═══ Listed records ═══

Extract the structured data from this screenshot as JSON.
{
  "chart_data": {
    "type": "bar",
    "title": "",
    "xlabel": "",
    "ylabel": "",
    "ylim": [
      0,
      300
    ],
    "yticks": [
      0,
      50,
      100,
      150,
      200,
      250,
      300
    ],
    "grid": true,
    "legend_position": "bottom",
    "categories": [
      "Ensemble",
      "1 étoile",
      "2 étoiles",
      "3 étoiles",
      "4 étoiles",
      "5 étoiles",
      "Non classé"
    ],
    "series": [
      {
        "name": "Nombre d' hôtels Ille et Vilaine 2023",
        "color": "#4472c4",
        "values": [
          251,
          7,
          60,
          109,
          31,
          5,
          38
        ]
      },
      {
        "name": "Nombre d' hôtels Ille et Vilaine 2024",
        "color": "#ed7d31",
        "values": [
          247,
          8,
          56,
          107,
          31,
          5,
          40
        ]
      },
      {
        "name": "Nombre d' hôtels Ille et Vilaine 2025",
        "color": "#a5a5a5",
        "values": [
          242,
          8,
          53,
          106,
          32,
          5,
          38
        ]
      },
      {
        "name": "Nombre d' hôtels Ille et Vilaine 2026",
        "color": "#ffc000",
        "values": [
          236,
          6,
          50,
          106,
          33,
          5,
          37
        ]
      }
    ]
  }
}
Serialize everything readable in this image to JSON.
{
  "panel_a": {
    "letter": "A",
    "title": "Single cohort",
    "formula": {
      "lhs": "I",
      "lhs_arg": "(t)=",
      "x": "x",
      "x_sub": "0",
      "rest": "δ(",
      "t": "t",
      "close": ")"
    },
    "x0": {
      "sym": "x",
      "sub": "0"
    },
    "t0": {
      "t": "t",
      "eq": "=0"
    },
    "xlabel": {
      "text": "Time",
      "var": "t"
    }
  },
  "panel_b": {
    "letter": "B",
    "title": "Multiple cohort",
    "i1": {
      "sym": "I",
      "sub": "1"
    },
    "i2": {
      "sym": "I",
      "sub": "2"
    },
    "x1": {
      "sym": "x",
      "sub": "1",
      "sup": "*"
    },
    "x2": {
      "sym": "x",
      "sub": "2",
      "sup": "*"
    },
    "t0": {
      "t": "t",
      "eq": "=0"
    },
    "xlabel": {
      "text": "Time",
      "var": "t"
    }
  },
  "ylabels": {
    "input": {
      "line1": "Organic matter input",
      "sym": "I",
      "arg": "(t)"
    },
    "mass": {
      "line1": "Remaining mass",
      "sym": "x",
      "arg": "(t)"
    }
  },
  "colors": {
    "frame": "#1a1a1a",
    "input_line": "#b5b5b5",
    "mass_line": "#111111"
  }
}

═══

- Set task
Each entry above needs to be retyped exactly.

- Worked answer
Extract the structured data from this screenshot as JSON.
{
  "chart_data": {
    "type": "bar",
    "title": "",
    "xlabel": "",
    "ylabel": "",
    "ylim": [
      0,
      300
    ],
    "yticks": [
      0,
      50,
      100,
      150,
      200,
      250,
      300
    ],
    "grid": true,
    "legend_position": "bottom",
    "categories": [
      "Ensemble",
      "1 étoile",
      "2 étoiles",
      "3 étoiles",
      "4 étoiles",
      "5 étoiles",
      "Non classé"
    ],
    "series": [
      {
        "name": "Nombre d' hôtels Ille et Vilaine 2023",
        "color": "#4472c4",
        "values": [
          251,
          7,
          60,
          109,
          31,
          5,
          38
        ]
      },
      {
        "name": "Nombre d' hôtels Ille et Vilaine 2024",
        "color": "#ed7d31",
        "values": [
          247,
          8,
          56,
          107,
          31,
          5,
          40
        ]
      },
      {
        "name": "Nombre d' hôtels Ille et Vilaine 2025",
        "color": "#a5a5a5",
        "values": [
          242,
          8,
          53,
          106,
          32,
          5,
          38
        ]
      },
      {
        "name": "Nombre d' hôtels Ille et Vilaine 2026",
        "color": "#ffc000",
        "values": [
          236,
          6,
          50,
          106,
          33,
          5,
          37
        ]
      }
    ]
  }
}
Serialize everything readable in this image to JSON.
{
  "panel_a": {
    "letter": "A",
    "title": "Single cohort",
    "formula": {
      "lhs": "I",
      "lhs_arg": "(t)=",
      "x": "x",
      "x_sub": "0",
      "rest": "δ(",
      "t": "t",
      "close": ")"
    },
    "x0": {
      "sym": "x",
      "sub": "0"
    },
    "t0": {
      "t": "t",
      "eq": "=0"
    },
    "xlabel": {
      "text": "Time",
      "var": "t"
    }
  },
  "panel_b": {
    "letter": "B",
    "title": "Multiple cohort",
    "i1": {
      "sym": "I",
      "sub": "1"
    },
    "i2": {
      "sym": "I",
      "sub": "2"
    },
    "x1": {
      "sym": "x",
      "sub": "1",
      "sup": "*"
    },
    "x2": {
      "sym": "x",
      "sub": "2",
      "sup": "*"
    },
    "t0": {
      "t": "t",
      "eq": "=0"
    },
    "xlabel": {
      "text": "Time",
      "var": "t"
    }
  },
  "ylabels": {
    "input": {
      "line1": "Organic matter input",
      "sym": "I",
      "arg": "(t)"
    },
    "mass": {
      "line1": "Remaining mass",
      "sym": "x",
      "arg": "(t)"
    }
  },
  "colors": {
    "frame": "#1a1a1a",
    "input_line": "#b5b5b5",
    "mass_line": "#111111"
  }
}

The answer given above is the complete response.